● Text passage:
FIG. 1 is a system diagram illustrating a storage control system.

FIG. 2 is a flow diagram illustrating a method of operation of a storage control system.

FIG. 3 is a system diagram illustrating a storage control system.

FIG. 4 is a sequence diagram illustrating a storage control system.

FIG. 5 is a block diagram illustrating a host system.

FIG. 6 is a block diagram illustrating a storage subsystem.

DETAILED DESCRIPTION

Examples disclosed herein provide for writing synthetic updates of file system information on a storage control system. When changes are made to content elements in a host system, corresponding updates are made to the file system information in the host system. Rather than updating the version of the file system information on the storage subsystem each time a change is made, synthetic updates can be generated and written proximately to the content elements.
In an operational example, a user makes a change to a file on a host system. By making changes to the file, the host system may update the file system information on the host system or create updates, which need to be made to the file system information. The host system can then write the changes to the storage media for long-term storage. Typically, the storage subsystem would write the content elements of the file at a desired location and update the file system information on the storage media.

● Problems:
**1)** In the storage control system passage, what does FIG. 4 illustrate?
**2)** Return the stretch of the storage control system passage from "FIG. 3 is a" through "the content elements.", copied word for word.
**3)** Write the next part of the storage control system passage, picking up after its final sentence.

● Records supplied:
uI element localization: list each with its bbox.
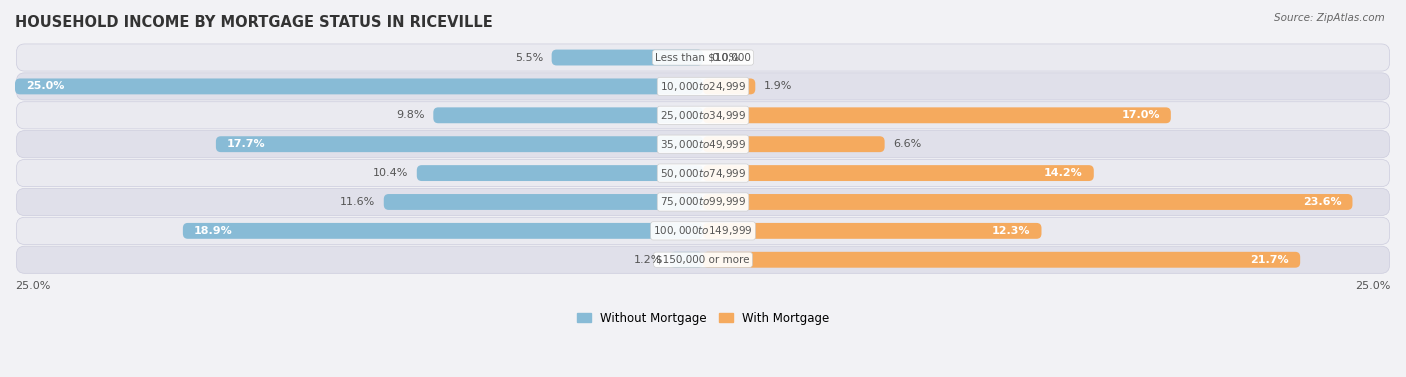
FancyBboxPatch shape: [384, 194, 703, 210]
FancyBboxPatch shape: [551, 50, 703, 66]
FancyBboxPatch shape: [703, 165, 1094, 181]
Text: 18.9%: 18.9%: [194, 226, 232, 236]
Text: 25.0%: 25.0%: [1355, 280, 1391, 291]
Text: 17.0%: 17.0%: [1122, 110, 1160, 120]
FancyBboxPatch shape: [416, 165, 703, 181]
FancyBboxPatch shape: [17, 102, 1389, 129]
Text: 0.0%: 0.0%: [711, 52, 740, 63]
Text: 25.0%: 25.0%: [15, 280, 51, 291]
Text: $100,000 to $149,999: $100,000 to $149,999: [654, 224, 752, 238]
FancyBboxPatch shape: [703, 252, 1301, 268]
FancyBboxPatch shape: [217, 136, 703, 152]
Text: 21.7%: 21.7%: [1250, 255, 1289, 265]
FancyBboxPatch shape: [433, 107, 703, 123]
FancyBboxPatch shape: [703, 107, 1171, 123]
Text: HOUSEHOLD INCOME BY MORTGAGE STATUS IN RICEVILLE: HOUSEHOLD INCOME BY MORTGAGE STATUS IN R…: [15, 15, 492, 30]
FancyBboxPatch shape: [703, 78, 755, 94]
FancyBboxPatch shape: [17, 73, 1389, 100]
Text: Less than $10,000: Less than $10,000: [655, 52, 751, 63]
FancyBboxPatch shape: [15, 78, 703, 94]
Text: 1.2%: 1.2%: [633, 255, 662, 265]
Text: 23.6%: 23.6%: [1303, 197, 1341, 207]
Text: 17.7%: 17.7%: [226, 139, 266, 149]
FancyBboxPatch shape: [703, 223, 1042, 239]
Text: Source: ZipAtlas.com: Source: ZipAtlas.com: [1274, 13, 1385, 23]
Text: 10.4%: 10.4%: [373, 168, 409, 178]
FancyBboxPatch shape: [183, 223, 703, 239]
FancyBboxPatch shape: [17, 130, 1389, 158]
Text: $25,000 to $34,999: $25,000 to $34,999: [659, 109, 747, 122]
Text: 25.0%: 25.0%: [25, 81, 65, 91]
Text: 11.6%: 11.6%: [340, 197, 375, 207]
Text: $10,000 to $24,999: $10,000 to $24,999: [659, 80, 747, 93]
Text: $75,000 to $99,999: $75,000 to $99,999: [659, 195, 747, 208]
Text: 9.8%: 9.8%: [396, 110, 425, 120]
Text: 1.9%: 1.9%: [763, 81, 792, 91]
FancyBboxPatch shape: [703, 194, 1353, 210]
Text: $150,000 or more: $150,000 or more: [657, 255, 749, 265]
FancyBboxPatch shape: [17, 159, 1389, 187]
FancyBboxPatch shape: [703, 136, 884, 152]
Text: $50,000 to $74,999: $50,000 to $74,999: [659, 167, 747, 179]
Text: 14.2%: 14.2%: [1045, 168, 1083, 178]
FancyBboxPatch shape: [17, 217, 1389, 244]
Legend: Without Mortgage, With Mortgage: Without Mortgage, With Mortgage: [572, 307, 834, 329]
FancyBboxPatch shape: [671, 252, 703, 268]
FancyBboxPatch shape: [17, 44, 1389, 71]
Text: 6.6%: 6.6%: [893, 139, 921, 149]
Text: $35,000 to $49,999: $35,000 to $49,999: [659, 138, 747, 151]
FancyBboxPatch shape: [17, 188, 1389, 216]
FancyBboxPatch shape: [17, 246, 1389, 273]
Text: 5.5%: 5.5%: [515, 52, 543, 63]
Text: 12.3%: 12.3%: [993, 226, 1031, 236]
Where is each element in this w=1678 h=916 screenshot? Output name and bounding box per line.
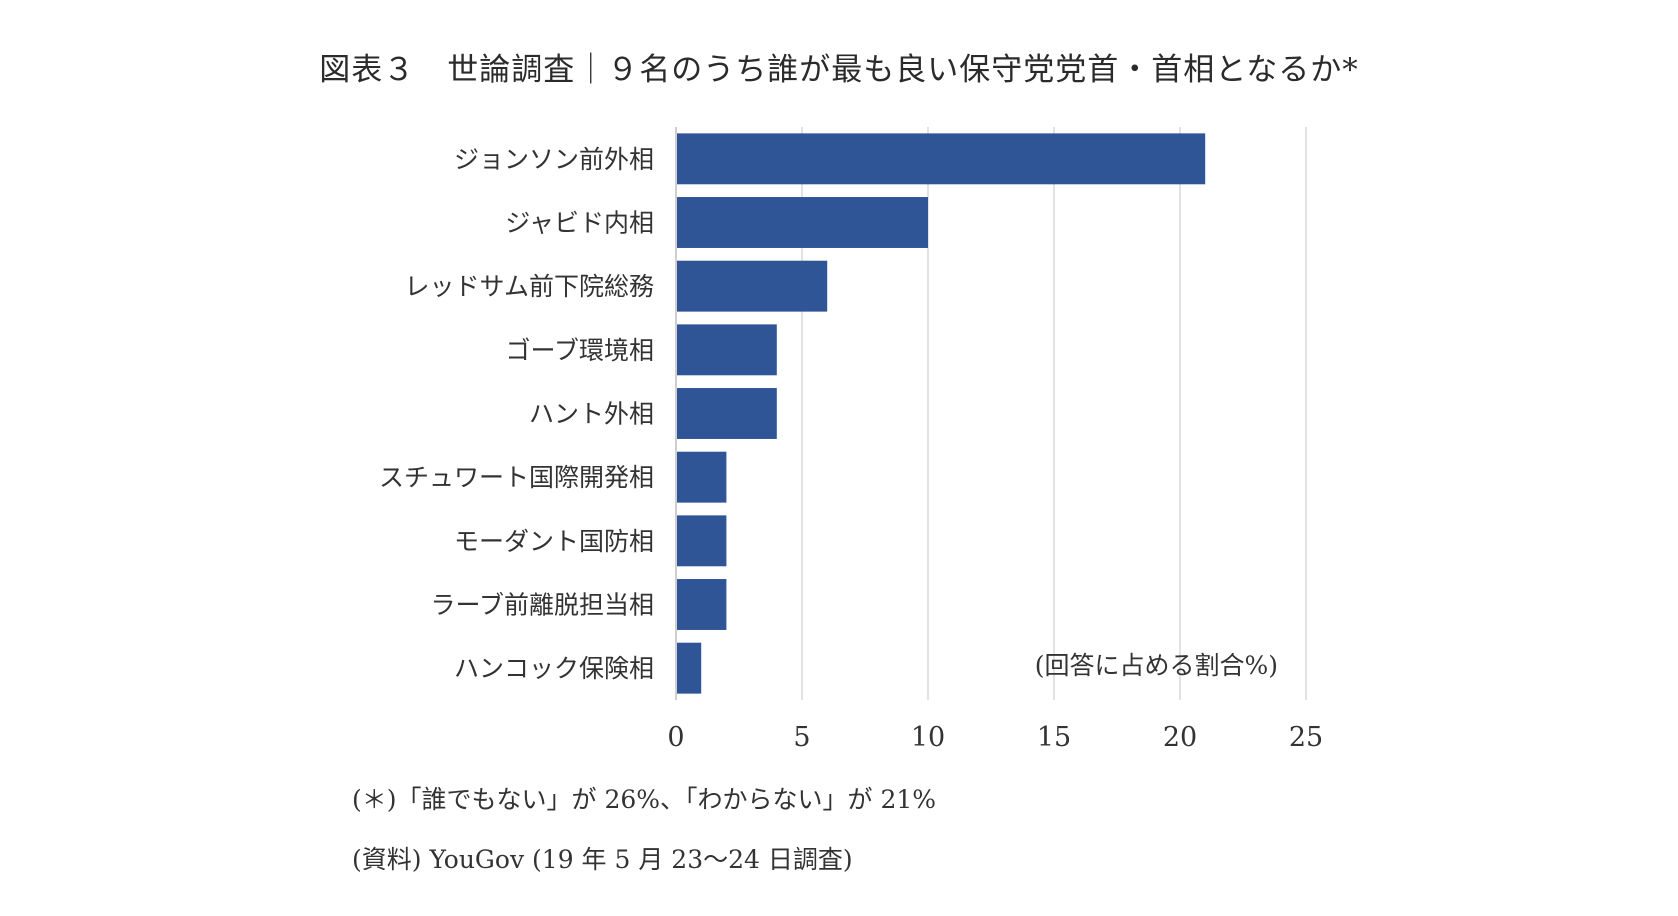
category-label-7: モーダント国防相 — [454, 527, 654, 556]
category-label-1: ジョンソン前外相 — [454, 145, 654, 174]
x-tick-5: 5 — [793, 722, 810, 753]
footnote-asterisk: (＊)「誰でもない」が 26%、「わからない」が 21% — [352, 785, 937, 814]
category-label-6: スチュワート国際開発相 — [379, 463, 654, 492]
bar-2 — [677, 197, 928, 248]
bar-5 — [677, 388, 777, 439]
category-label-3: レッドサム前下院総務 — [404, 272, 654, 301]
bars — [677, 133, 1206, 694]
category-label-9: ハンコック保険相 — [454, 654, 654, 683]
chart-title: 図表３ 世論調査｜９名のうち誰が最も良い保守党党首・首相となるか* — [319, 52, 1359, 88]
bar-6 — [677, 451, 727, 503]
category-labels: ジョンソン前外相ジャビド内相レッドサム前下院総務ゴーブ環境相ハント外相スチュワー… — [379, 145, 654, 683]
x-tick-15: 15 — [1037, 722, 1071, 753]
bar-8 — [677, 579, 727, 630]
x-tick-20: 20 — [1163, 722, 1197, 753]
x-tick-0: 0 — [667, 722, 684, 753]
category-label-4: ゴーブ環境相 — [505, 336, 654, 365]
bar-7 — [677, 515, 727, 567]
bar-chart: ジョンソン前外相ジャビド内相レッドサム前下院総務ゴーブ環境相ハント外相スチュワー… — [379, 127, 1323, 753]
bar-1 — [677, 133, 1206, 185]
bar-3 — [677, 260, 828, 312]
footnote-source: (資料) YouGov (19 年 5 月 23〜24 日調査) — [352, 845, 853, 874]
category-label-5: ハント外相 — [529, 400, 654, 429]
bar-4 — [677, 324, 777, 376]
x-tick-labels: 0 5 10 15 20 25 — [667, 722, 1323, 753]
x-tick-10: 10 — [911, 722, 945, 753]
category-label-2: ジャビド内相 — [505, 209, 654, 238]
unit-label: (回答に占める割合%) — [1035, 651, 1278, 680]
x-tick-25: 25 — [1289, 722, 1323, 753]
bar-9 — [677, 642, 702, 694]
category-label-8: ラーブ前離脱担当相 — [430, 591, 654, 620]
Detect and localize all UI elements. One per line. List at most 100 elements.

● Responses in order:
**1)** FIG. 4 is a sequence diagram illustrating a storage control system.

**2)**
FIG. 3 is a system diagram illustrating a storage control system.

FIG. 4 is a sequence diagram illustrating a storage control system.

FIG. 5 is a block diagram illustrating a host system.

FIG. 6 is a block diagram illustrating a storage subsystem.

DETAILED DESCRIPTION

Examples disclosed herein provide for writing synthetic updates of file system information on a storage control system. When changes are made to content elements in a host system, corresponding updates are made to the file system information in the host system. Rather than updating the version of the file system information on the storage subsystem each time a change is made, synthetic updates can be generated and written proximately to the content elements.

**3)**
In a hard disk drive, this would cause the heads to have to seek to two different locations for each content element written. The first location would be the location of the content element and the second location would be the location of the file system information on the storage media. If many content elements are to be written, a significant portion of time would be consumed seeking back and forth between the file system information location and the content element locations. By writing synthetic updates proximately to the content elements, seek time can be reduced, thereby improving write speed times. By improving write speeds, an emergency power off event is less likely to corrupt data on the hard disk drive.
Referring now to the drawings, FIG. 1 is a system diagram illustrating storage control system 100 in one operational embodiment. Storage control system 100 includes storage subsystem 110 and host system 120. Storage subsystem 110 and host system 120 communicate over bus 130. Although bus 130 is shown as one link in FIG. 1, it should be understood that one or more discrete links can be employed between the elements of storage control system 100.
Storage subsystem 110 includes storage media 111. File system information 113, synthetic updates, and content elements are shown to illustrate elements stored on storage media 111. Examples of storage subsystems are hard disk drives, solid state storage devices, tape storage devices, and other mass storage devices, although variations and further elements are possible. Examples of storage media are magnetic rotating media, flash memory, and removable optical media, although variations and further elements are possible. Storage subsystem 110 allows for long-term storage for data even if power is removed. In operation, storage subsystem 110 can store computer-readable data for later retrieval, such as user data, system data, swap file data, and the like.
Host system 120 includes memory 121. File system information, updates, and content elements are shown to illustrate elements stored on memory 121, such as a random access memory found in a computing system, although variations and further elements are possible. Host system 120 can control at least data storage and retrieval operations of storage subsystem 110 over bus 130, as well as control the transfer of data to other systems and equipment, such as to processing systems, network interfaces, and the like.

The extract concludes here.